_Problem statement_
Print each line of the listing once more, precisely as given.
─── Material
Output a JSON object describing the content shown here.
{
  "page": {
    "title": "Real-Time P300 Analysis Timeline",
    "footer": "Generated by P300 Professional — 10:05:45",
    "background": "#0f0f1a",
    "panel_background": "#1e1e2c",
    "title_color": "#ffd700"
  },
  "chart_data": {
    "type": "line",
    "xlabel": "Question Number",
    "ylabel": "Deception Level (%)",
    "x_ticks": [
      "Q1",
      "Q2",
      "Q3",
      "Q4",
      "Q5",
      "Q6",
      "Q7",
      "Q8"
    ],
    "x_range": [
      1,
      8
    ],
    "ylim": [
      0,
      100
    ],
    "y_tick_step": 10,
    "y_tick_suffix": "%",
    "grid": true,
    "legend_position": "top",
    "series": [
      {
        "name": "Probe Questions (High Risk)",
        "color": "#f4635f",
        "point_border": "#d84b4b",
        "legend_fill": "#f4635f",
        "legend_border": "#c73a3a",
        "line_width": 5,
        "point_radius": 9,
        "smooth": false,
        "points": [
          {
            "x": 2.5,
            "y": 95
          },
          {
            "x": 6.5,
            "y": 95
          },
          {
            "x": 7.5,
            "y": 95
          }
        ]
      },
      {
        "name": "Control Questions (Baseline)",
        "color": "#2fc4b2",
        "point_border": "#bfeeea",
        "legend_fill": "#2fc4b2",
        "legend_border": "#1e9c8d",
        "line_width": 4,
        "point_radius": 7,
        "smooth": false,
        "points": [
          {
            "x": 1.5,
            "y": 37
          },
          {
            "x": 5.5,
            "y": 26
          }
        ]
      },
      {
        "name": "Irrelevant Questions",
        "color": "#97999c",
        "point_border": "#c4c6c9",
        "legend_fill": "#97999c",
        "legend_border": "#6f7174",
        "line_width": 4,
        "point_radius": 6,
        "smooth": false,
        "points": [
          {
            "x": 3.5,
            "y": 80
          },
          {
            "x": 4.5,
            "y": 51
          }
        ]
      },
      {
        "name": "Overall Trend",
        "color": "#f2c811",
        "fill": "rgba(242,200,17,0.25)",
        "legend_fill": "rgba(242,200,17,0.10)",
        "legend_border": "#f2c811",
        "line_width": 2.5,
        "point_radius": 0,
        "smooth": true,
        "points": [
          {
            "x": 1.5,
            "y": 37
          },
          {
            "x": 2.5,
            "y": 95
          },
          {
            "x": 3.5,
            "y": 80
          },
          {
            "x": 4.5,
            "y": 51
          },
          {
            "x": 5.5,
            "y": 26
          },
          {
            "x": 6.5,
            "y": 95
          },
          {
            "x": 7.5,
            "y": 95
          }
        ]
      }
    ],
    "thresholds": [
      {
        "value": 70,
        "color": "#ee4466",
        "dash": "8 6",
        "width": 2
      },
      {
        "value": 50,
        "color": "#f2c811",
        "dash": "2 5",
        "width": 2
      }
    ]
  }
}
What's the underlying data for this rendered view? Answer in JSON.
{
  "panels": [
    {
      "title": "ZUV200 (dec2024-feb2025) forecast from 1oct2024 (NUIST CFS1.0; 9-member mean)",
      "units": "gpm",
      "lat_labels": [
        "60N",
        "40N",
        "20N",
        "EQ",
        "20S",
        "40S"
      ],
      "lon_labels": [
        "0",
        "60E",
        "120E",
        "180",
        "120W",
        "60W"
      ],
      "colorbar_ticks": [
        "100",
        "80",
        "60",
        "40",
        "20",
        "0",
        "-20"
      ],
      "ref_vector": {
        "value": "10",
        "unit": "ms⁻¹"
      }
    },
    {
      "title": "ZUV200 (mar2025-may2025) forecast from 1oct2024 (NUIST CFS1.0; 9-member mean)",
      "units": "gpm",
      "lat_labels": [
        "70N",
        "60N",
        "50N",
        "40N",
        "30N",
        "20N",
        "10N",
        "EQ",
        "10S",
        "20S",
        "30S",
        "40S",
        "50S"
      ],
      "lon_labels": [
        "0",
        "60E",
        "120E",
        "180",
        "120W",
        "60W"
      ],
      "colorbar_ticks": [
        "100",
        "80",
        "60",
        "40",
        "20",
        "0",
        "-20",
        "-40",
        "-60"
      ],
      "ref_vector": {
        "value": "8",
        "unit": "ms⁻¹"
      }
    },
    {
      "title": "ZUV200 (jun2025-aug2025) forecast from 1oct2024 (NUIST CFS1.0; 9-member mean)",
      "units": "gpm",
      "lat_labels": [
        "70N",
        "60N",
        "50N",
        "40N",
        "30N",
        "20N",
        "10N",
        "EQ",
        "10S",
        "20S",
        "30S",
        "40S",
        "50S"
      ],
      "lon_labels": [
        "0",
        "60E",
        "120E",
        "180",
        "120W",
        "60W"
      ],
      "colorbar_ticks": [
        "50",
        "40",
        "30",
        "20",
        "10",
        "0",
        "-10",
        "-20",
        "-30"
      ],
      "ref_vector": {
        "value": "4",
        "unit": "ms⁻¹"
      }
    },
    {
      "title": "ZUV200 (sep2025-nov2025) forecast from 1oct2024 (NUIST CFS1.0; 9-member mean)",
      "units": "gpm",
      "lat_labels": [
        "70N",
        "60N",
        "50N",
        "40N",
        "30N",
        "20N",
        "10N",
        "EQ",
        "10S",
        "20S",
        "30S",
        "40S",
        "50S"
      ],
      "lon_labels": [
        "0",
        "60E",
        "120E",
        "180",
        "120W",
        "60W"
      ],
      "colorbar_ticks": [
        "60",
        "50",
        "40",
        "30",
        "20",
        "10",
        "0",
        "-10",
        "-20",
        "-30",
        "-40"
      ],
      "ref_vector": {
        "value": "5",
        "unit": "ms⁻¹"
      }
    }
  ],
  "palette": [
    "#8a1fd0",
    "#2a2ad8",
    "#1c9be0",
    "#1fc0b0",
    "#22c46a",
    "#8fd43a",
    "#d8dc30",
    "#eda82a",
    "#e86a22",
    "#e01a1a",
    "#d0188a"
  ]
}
──────
_Solved problem_
Output a JSON object describing the content shown here.
{
  "page": {
    "title": "Real-Time P300 Analysis Timeline",
    "footer": "Generated by P300 Professional — 10:05:45",
    "background": "#0f0f1a",
    "panel_background": "#1e1e2c",
    "title_color": "#ffd700"
  },
  "chart_data": {
    "type": "line",
    "xlabel": "Question Number",
    "ylabel": "Deception Level (%)",
    "x_ticks": [
      "Q1",
      "Q2",
      "Q3",
      "Q4",
      "Q5",
      "Q6",
      "Q7",
      "Q8"
    ],
    "x_range": [
      1,
      8
    ],
    "ylim": [
      0,
      100
    ],
    "y_tick_step": 10,
    "y_tick_suffix": "%",
    "grid": true,
    "legend_position": "top",
    "series": [
      {
        "name": "Probe Questions (High Risk)",
        "color": "#f4635f",
        "point_border": "#d84b4b",
        "legend_fill": "#f4635f",
        "legend_border": "#c73a3a",
        "line_width": 5,
        "point_radius": 9,
        "smooth": false,
        "points": [
          {
            "x": 2.5,
            "y": 95
          },
          {
            "x": 6.5,
            "y": 95
          },
          {
            "x": 7.5,
            "y": 95
          }
        ]
      },
      {
        "name": "Control Questions (Baseline)",
        "color": "#2fc4b2",
        "point_border": "#bfeeea",
        "legend_fill": "#2fc4b2",
        "legend_border": "#1e9c8d",
        "line_width": 4,
        "point_radius": 7,
        "smooth": false,
        "points": [
          {
            "x": 1.5,
            "y": 37
          },
          {
            "x": 5.5,
            "y": 26
          }
        ]
      },
      {
        "name": "Irrelevant Questions",
        "color": "#97999c",
        "point_border": "#c4c6c9",
        "legend_fill": "#97999c",
        "legend_border": "#6f7174",
        "line_width": 4,
        "point_radius": 6,
        "smooth": false,
        "points": [
          {
            "x": 3.5,
            "y": 80
          },
          {
            "x": 4.5,
            "y": 51
          }
        ]
      },
      {
        "name": "Overall Trend",
        "color": "#f2c811",
        "fill": "rgba(242,200,17,0.25)",
        "legend_fill": "rgba(242,200,17,0.10)",
        "legend_border": "#f2c811",
        "line_width": 2.5,
        "point_radius": 0,
        "smooth": true,
        "points": [
          {
            "x": 1.5,
            "y": 37
          },
          {
            "x": 2.5,
            "y": 95
          },
          {
            "x": 3.5,
            "y": 80
          },
          {
            "x": 4.5,
            "y": 51
          },
          {
            "x": 5.5,
            "y": 26
          },
          {
            "x": 6.5,
            "y": 95
          },
          {
            "x": 7.5,
            "y": 95
          }
        ]
      }
    ],
    "thresholds": [
      {
        "value": 70,
        "color": "#ee4466",
        "dash": "8 6",
        "width": 2
      },
      {
        "value": 50,
        "color": "#f2c811",
        "dash": "2 5",
        "width": 2
      }
    ]
  }
}
What's the underlying data for this rendered view? Answer in JSON.
{
  "panels": [
    {
      "title": "ZUV200 (dec2024-feb2025) forecast from 1oct2024 (NUIST CFS1.0; 9-member mean)",
      "units": "gpm",
      "lat_labels": [
        "60N",
        "40N",
        "20N",
        "EQ",
        "20S",
        "40S"
      ],
      "lon_labels": [
        "0",
        "60E",
        "120E",
        "180",
        "120W",
        "60W"
      ],
      "colorbar_ticks": [
        "100",
        "80",
        "60",
        "40",
        "20",
        "0",
        "-20"
      ],
      "ref_vector": {
        "value": "10",
        "unit": "ms⁻¹"
      }
    },
    {
      "title": "ZUV200 (mar2025-may2025) forecast from 1oct2024 (NUIST CFS1.0; 9-member mean)",
      "units": "gpm",
      "lat_labels": [
        "70N",
        "60N",
        "50N",
        "40N",
        "30N",
        "20N",
        "10N",
        "EQ",
        "10S",
        "20S",
        "30S",
        "40S",
        "50S"
      ],
      "lon_labels": [
        "0",
        "60E",
        "120E",
        "180",
        "120W",
        "60W"
      ],
      "colorbar_ticks": [
        "100",
        "80",
        "60",
        "40",
        "20",
        "0",
        "-20",
        "-40",
        "-60"
      ],
      "ref_vector": {
        "value": "8",
        "unit": "ms⁻¹"
      }
    },
    {
      "title": "ZUV200 (jun2025-aug2025) forecast from 1oct2024 (NUIST CFS1.0; 9-member mean)",
      "units": "gpm",
      "lat_labels": [
        "70N",
        "60N",
        "50N",
        "40N",
        "30N",
        "20N",
        "10N",
        "EQ",
        "10S",
        "20S",
        "30S",
        "40S",
        "50S"
      ],
      "lon_labels": [
        "0",
        "60E",
        "120E",
        "180",
        "120W",
        "60W"
      ],
      "colorbar_ticks": [
        "50",
        "40",
        "30",
        "20",
        "10",
        "0",
        "-10",
        "-20",
        "-30"
      ],
      "ref_vector": {
        "value": "4",
        "unit": "ms⁻¹"
      }
    },
    {
      "title": "ZUV200 (sep2025-nov2025) forecast from 1oct2024 (NUIST CFS1.0; 9-member mean)",
      "units": "gpm",
      "lat_labels": [
        "70N",
        "60N",
        "50N",
        "40N",
        "30N",
        "20N",
        "10N",
        "EQ",
        "10S",
        "20S",
        "30S",
        "40S",
        "50S"
      ],
      "lon_labels": [
        "0",
        "60E",
        "120E",
        "180",
        "120W",
        "60W"
      ],
      "colorbar_ticks": [
        "60",
        "50",
        "40",
        "30",
        "20",
        "10",
        "0",
        "-10",
        "-20",
        "-30",
        "-40"
      ],
      "ref_vector": {
        "value": "5",
        "unit": "ms⁻¹"
      }
    }
  ],
  "palette": [
    "#8a1fd0",
    "#2a2ad8",
    "#1c9be0",
    "#1fc0b0",
    "#22c46a",
    "#8fd43a",
    "#d8dc30",
    "#eda82a",
    "#e86a22",
    "#e01a1a",
    "#d0188a"
  ]
}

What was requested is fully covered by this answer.